## EXERCISE OBJECTIVE
Make an exact copy of all the data.
#### DATA EXTRACT ####
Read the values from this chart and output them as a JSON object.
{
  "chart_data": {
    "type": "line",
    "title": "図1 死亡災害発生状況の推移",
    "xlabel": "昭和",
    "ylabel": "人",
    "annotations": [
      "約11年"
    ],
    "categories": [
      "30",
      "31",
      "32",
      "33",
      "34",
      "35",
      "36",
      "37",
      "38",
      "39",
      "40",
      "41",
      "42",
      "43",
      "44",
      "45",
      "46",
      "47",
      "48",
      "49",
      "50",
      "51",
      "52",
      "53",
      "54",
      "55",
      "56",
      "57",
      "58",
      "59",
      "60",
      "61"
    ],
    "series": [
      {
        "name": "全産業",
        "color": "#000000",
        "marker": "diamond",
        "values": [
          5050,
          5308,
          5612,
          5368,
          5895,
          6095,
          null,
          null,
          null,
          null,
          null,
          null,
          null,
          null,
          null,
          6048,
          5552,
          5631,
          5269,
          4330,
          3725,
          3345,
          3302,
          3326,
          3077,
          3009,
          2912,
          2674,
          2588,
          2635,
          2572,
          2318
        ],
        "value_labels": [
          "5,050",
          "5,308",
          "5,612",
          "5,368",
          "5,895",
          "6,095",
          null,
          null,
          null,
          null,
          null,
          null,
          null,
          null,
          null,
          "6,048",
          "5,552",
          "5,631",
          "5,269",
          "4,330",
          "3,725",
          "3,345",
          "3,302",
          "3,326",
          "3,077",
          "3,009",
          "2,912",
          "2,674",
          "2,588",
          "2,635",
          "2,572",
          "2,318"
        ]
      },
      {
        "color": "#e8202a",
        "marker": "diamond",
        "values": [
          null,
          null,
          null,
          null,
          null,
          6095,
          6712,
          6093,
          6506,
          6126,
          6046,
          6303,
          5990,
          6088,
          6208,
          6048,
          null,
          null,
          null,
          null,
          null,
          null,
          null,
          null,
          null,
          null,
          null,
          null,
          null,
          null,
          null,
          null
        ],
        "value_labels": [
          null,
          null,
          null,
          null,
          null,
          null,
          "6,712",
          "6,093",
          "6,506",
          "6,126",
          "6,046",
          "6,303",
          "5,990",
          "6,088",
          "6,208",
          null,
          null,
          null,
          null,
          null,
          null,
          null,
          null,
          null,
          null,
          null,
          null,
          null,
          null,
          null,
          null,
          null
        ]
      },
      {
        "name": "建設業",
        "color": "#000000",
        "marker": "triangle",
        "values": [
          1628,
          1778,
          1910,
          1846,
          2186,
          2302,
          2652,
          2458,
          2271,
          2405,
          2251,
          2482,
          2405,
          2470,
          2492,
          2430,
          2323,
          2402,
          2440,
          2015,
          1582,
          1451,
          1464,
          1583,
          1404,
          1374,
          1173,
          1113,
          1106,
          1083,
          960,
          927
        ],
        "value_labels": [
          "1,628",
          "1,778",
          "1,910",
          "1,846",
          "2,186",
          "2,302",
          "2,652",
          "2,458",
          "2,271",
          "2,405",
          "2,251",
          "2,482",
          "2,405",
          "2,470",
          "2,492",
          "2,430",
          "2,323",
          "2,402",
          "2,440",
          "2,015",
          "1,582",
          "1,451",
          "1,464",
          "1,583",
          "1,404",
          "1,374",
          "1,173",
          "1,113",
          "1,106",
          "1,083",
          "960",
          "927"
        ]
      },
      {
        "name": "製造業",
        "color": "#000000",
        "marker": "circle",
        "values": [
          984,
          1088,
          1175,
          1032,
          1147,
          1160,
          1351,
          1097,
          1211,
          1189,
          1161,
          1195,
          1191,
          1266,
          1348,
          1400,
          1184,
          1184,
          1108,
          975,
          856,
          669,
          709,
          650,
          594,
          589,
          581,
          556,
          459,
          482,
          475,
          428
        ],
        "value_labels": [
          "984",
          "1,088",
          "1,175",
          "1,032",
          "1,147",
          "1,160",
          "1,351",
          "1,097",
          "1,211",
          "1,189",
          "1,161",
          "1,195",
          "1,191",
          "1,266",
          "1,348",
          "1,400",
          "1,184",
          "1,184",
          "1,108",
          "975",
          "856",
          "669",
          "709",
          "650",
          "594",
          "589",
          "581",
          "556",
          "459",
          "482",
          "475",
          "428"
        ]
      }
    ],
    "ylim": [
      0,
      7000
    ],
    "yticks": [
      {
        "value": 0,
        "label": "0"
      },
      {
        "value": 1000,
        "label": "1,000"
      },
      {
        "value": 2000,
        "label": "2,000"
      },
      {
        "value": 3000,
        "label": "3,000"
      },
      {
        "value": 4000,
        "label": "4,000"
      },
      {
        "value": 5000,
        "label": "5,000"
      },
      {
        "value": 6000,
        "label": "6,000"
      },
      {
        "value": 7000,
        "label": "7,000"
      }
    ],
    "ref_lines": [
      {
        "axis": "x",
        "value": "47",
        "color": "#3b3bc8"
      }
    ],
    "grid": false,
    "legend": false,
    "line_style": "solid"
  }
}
####
## WRITTEN RESPONSE
Read the values from this chart and output them as a JSON object.
{
  "chart_data": {
    "type": "line",
    "title": "図1 死亡災害発生状況の推移",
    "xlabel": "昭和",
    "ylabel": "人",
    "annotations": [
      "約11年"
    ],
    "categories": [
      "30",
      "31",
      "32",
      "33",
      "34",
      "35",
      "36",
      "37",
      "38",
      "39",
      "40",
      "41",
      "42",
      "43",
      "44",
      "45",
      "46",
      "47",
      "48",
      "49",
      "50",
      "51",
      "52",
      "53",
      "54",
      "55",
      "56",
      "57",
      "58",
      "59",
      "60",
      "61"
    ],
    "series": [
      {
        "name": "全産業",
        "color": "#000000",
        "marker": "diamond",
        "values": [
          5050,
          5308,
          5612,
          5368,
          5895,
          6095,
          null,
          null,
          null,
          null,
          null,
          null,
          null,
          null,
          null,
          6048,
          5552,
          5631,
          5269,
          4330,
          3725,
          3345,
          3302,
          3326,
          3077,
          3009,
          2912,
          2674,
          2588,
          2635,
          2572,
          2318
        ],
        "value_labels": [
          "5,050",
          "5,308",
          "5,612",
          "5,368",
          "5,895",
          "6,095",
          null,
          null,
          null,
          null,
          null,
          null,
          null,
          null,
          null,
          "6,048",
          "5,552",
          "5,631",
          "5,269",
          "4,330",
          "3,725",
          "3,345",
          "3,302",
          "3,326",
          "3,077",
          "3,009",
          "2,912",
          "2,674",
          "2,588",
          "2,635",
          "2,572",
          "2,318"
        ]
      },
      {
        "color": "#e8202a",
        "marker": "diamond",
        "values": [
          null,
          null,
          null,
          null,
          null,
          6095,
          6712,
          6093,
          6506,
          6126,
          6046,
          6303,
          5990,
          6088,
          6208,
          6048,
          null,
          null,
          null,
          null,
          null,
          null,
          null,
          null,
          null,
          null,
          null,
          null,
          null,
          null,
          null,
          null
        ],
        "value_labels": [
          null,
          null,
          null,
          null,
          null,
          null,
          "6,712",
          "6,093",
          "6,506",
          "6,126",
          "6,046",
          "6,303",
          "5,990",
          "6,088",
          "6,208",
          null,
          null,
          null,
          null,
          null,
          null,
          null,
          null,
          null,
          null,
          null,
          null,
          null,
          null,
          null,
          null,
          null
        ]
      },
      {
        "name": "建設業",
        "color": "#000000",
        "marker": "triangle",
        "values": [
          1628,
          1778,
          1910,
          1846,
          2186,
          2302,
          2652,
          2458,
          2271,
          2405,
          2251,
          2482,
          2405,
          2470,
          2492,
          2430,
          2323,
          2402,
          2440,
          2015,
          1582,
          1451,
          1464,
          1583,
          1404,
          1374,
          1173,
          1113,
          1106,
          1083,
          960,
          927
        ],
        "value_labels": [
          "1,628",
          "1,778",
          "1,910",
          "1,846",
          "2,186",
          "2,302",
          "2,652",
          "2,458",
          "2,271",
          "2,405",
          "2,251",
          "2,482",
          "2,405",
          "2,470",
          "2,492",
          "2,430",
          "2,323",
          "2,402",
          "2,440",
          "2,015",
          "1,582",
          "1,451",
          "1,464",
          "1,583",
          "1,404",
          "1,374",
          "1,173",
          "1,113",
          "1,106",
          "1,083",
          "960",
          "927"
        ]
      },
      {
        "name": "製造業",
        "color": "#000000",
        "marker": "circle",
        "values": [
          984,
          1088,
          1175,
          1032,
          1147,
          1160,
          1351,
          1097,
          1211,
          1189,
          1161,
          1195,
          1191,
          1266,
          1348,
          1400,
          1184,
          1184,
          1108,
          975,
          856,
          669,
          709,
          650,
          594,
          589,
          581,
          556,
          459,
          482,
          475,
          428
        ],
        "value_labels": [
          "984",
          "1,088",
          "1,175",
          "1,032",
          "1,147",
          "1,160",
          "1,351",
          "1,097",
          "1,211",
          "1,189",
          "1,161",
          "1,195",
          "1,191",
          "1,266",
          "1,348",
          "1,400",
          "1,184",
          "1,184",
          "1,108",
          "975",
          "856",
          "669",
          "709",
          "650",
          "594",
          "589",
          "581",
          "556",
          "459",
          "482",
          "475",
          "428"
        ]
      }
    ],
    "ylim": [
      0,
      7000
    ],
    "yticks": [
      {
        "value": 0,
        "label": "0"
      },
      {
        "value": 1000,
        "label": "1,000"
      },
      {
        "value": 2000,
        "label": "2,000"
      },
      {
        "value": 3000,
        "label": "3,000"
      },
      {
        "value": 4000,
        "label": "4,000"
      },
      {
        "value": 5000,
        "label": "5,000"
      },
      {
        "value": 6000,
        "label": "6,000"
      },
      {
        "value": 7000,
        "label": "7,000"
      }
    ],
    "ref_lines": [
      {
        "axis": "x",
        "value": "47",
        "color": "#3b3bc8"
      }
    ],
    "grid": false,
    "legend": false,
    "line_style": "solid"
  }
}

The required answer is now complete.